**Problem**
Reproduce each record below exactly as written.

**Stored rows**
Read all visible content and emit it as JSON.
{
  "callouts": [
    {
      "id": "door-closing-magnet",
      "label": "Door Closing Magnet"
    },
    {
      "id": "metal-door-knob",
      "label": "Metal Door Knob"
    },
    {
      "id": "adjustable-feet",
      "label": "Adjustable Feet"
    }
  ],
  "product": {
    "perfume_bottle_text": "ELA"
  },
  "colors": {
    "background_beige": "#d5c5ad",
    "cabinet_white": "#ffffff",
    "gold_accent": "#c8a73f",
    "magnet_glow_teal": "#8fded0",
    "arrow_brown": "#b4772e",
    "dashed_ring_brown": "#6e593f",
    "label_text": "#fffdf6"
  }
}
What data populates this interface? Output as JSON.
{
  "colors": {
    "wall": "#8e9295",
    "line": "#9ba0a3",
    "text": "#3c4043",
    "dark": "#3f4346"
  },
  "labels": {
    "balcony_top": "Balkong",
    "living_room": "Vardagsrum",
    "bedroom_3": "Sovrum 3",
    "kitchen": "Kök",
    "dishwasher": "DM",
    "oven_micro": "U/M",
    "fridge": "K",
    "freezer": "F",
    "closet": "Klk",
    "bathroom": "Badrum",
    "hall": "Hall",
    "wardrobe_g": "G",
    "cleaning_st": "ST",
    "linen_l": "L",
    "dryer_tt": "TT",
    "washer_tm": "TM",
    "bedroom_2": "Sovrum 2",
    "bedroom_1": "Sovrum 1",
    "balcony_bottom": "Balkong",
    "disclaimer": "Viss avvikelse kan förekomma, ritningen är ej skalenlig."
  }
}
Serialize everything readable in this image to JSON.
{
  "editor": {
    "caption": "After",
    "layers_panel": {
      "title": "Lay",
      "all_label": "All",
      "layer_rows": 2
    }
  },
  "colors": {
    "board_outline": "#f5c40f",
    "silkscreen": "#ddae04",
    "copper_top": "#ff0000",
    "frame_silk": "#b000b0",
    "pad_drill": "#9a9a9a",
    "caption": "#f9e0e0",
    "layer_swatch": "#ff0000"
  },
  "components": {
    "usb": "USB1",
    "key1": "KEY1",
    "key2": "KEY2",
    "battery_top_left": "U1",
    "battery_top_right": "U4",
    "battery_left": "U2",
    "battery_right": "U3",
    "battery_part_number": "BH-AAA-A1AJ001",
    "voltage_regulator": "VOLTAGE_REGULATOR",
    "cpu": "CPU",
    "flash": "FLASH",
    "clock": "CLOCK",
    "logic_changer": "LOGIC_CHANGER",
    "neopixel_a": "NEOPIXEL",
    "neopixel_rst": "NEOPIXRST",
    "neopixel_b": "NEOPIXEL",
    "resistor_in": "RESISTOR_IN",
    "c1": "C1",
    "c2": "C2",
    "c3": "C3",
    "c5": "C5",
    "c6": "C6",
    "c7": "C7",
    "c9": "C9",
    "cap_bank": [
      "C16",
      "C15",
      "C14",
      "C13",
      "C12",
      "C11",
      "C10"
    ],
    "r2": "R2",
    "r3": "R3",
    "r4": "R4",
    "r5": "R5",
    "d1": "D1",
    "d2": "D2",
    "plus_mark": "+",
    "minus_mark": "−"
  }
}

**The solution**
Read all visible content and emit it as JSON.
{
  "callouts": [
    {
      "id": "door-closing-magnet",
      "label": "Door Closing Magnet"
    },
    {
      "id": "metal-door-knob",
      "label": "Metal Door Knob"
    },
    {
      "id": "adjustable-feet",
      "label": "Adjustable Feet"
    }
  ],
  "product": {
    "perfume_bottle_text": "ELA"
  },
  "colors": {
    "background_beige": "#d5c5ad",
    "cabinet_white": "#ffffff",
    "gold_accent": "#c8a73f",
    "magnet_glow_teal": "#8fded0",
    "arrow_brown": "#b4772e",
    "dashed_ring_brown": "#6e593f",
    "label_text": "#fffdf6"
  }
}
What data populates this interface? Output as JSON.
{
  "colors": {
    "wall": "#8e9295",
    "line": "#9ba0a3",
    "text": "#3c4043",
    "dark": "#3f4346"
  },
  "labels": {
    "balcony_top": "Balkong",
    "living_room": "Vardagsrum",
    "bedroom_3": "Sovrum 3",
    "kitchen": "Kök",
    "dishwasher": "DM",
    "oven_micro": "U/M",
    "fridge": "K",
    "freezer": "F",
    "closet": "Klk",
    "bathroom": "Badrum",
    "hall": "Hall",
    "wardrobe_g": "G",
    "cleaning_st": "ST",
    "linen_l": "L",
    "dryer_tt": "TT",
    "washer_tm": "TM",
    "bedroom_2": "Sovrum 2",
    "bedroom_1": "Sovrum 1",
    "balcony_bottom": "Balkong",
    "disclaimer": "Viss avvikelse kan förekomma, ritningen är ej skalenlig."
  }
}
Serialize everything readable in this image to JSON.
{
  "editor": {
    "caption": "After",
    "layers_panel": {
      "title": "Lay",
      "all_label": "All",
      "layer_rows": 2
    }
  },
  "colors": {
    "board_outline": "#f5c40f",
    "silkscreen": "#ddae04",
    "copper_top": "#ff0000",
    "frame_silk": "#b000b0",
    "pad_drill": "#9a9a9a",
    "caption": "#f9e0e0",
    "layer_swatch": "#ff0000"
  },
  "components": {
    "usb": "USB1",
    "key1": "KEY1",
    "key2": "KEY2",
    "battery_top_left": "U1",
    "battery_top_right": "U4",
    "battery_left": "U2",
    "battery_right": "U3",
    "battery_part_number": "BH-AAA-A1AJ001",
    "voltage_regulator": "VOLTAGE_REGULATOR",
    "cpu": "CPU",
    "flash": "FLASH",
    "clock": "CLOCK",
    "logic_changer": "LOGIC_CHANGER",
    "neopixel_a": "NEOPIXEL",
    "neopixel_rst": "NEOPIXRST",
    "neopixel_b": "NEOPIXEL",
    "resistor_in": "RESISTOR_IN",
    "c1": "C1",
    "c2": "C2",
    "c3": "C3",
    "c5": "C5",
    "c6": "C6",
    "c7": "C7",
    "c9": "C9",
    "cap_bank": [
      "C16",
      "C15",
      "C14",
      "C13",
      "C12",
      "C11",
      "C10"
    ],
    "r2": "R2",
    "r3": "R3",
    "r4": "R4",
    "r5": "R5",
    "d1": "D1",
    "d2": "D2",
    "plus_mark": "+",
    "minus_mark": "−"
  }
}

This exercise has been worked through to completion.